- **Work to complete**: Select, from the data, each line where "User" occurs.

==== Supplied data ====

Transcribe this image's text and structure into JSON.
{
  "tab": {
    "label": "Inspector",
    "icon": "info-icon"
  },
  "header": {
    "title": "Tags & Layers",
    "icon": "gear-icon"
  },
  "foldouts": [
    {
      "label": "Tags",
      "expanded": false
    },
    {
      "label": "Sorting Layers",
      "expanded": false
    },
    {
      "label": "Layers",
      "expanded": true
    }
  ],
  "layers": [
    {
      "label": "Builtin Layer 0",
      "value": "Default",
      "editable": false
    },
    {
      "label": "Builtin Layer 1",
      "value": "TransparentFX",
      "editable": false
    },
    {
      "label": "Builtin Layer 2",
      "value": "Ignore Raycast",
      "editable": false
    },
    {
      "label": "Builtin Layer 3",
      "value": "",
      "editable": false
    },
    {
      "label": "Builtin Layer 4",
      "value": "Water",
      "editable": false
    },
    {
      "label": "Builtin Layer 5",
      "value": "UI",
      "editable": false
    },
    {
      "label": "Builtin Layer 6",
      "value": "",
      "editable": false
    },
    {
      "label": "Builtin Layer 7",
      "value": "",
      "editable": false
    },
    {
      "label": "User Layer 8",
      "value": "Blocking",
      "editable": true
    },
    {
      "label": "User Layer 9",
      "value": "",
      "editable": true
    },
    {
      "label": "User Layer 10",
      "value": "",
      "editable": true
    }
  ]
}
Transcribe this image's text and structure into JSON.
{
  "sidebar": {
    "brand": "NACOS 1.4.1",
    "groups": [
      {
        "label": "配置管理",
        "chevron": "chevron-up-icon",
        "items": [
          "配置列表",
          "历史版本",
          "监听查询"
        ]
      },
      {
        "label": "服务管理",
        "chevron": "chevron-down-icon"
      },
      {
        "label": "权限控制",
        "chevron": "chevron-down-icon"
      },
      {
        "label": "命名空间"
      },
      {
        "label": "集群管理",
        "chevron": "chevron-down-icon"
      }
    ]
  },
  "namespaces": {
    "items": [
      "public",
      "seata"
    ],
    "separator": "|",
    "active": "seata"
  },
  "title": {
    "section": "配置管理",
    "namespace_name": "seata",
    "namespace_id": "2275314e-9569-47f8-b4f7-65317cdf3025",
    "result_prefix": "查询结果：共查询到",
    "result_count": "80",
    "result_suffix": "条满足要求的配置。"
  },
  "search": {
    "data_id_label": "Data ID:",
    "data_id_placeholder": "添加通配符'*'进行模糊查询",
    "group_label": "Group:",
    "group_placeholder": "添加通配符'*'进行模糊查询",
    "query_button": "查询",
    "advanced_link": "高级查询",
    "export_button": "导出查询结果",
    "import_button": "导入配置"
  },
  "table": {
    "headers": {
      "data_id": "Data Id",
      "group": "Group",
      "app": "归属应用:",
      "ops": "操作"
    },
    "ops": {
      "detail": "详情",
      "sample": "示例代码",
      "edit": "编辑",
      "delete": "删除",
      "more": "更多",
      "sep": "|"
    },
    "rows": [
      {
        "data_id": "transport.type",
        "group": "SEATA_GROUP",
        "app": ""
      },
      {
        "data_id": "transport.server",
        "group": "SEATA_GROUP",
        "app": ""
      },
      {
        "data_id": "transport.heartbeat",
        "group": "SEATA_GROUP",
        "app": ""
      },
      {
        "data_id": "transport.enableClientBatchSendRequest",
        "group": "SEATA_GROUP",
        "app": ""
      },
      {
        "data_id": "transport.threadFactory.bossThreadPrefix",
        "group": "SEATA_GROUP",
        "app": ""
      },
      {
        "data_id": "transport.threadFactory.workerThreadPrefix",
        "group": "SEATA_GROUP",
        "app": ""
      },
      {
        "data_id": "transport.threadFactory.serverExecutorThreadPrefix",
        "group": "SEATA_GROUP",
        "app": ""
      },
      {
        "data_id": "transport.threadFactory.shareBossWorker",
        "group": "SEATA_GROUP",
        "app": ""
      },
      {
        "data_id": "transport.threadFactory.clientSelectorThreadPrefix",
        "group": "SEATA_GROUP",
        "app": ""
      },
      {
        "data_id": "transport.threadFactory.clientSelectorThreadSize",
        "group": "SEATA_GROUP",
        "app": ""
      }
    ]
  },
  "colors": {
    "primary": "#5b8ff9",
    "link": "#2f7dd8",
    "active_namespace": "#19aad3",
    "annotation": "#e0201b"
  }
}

====

- **Reply**:
      "label": "User Layer 8",
      "label": "User Layer 9",
      "label": "User Layer 10",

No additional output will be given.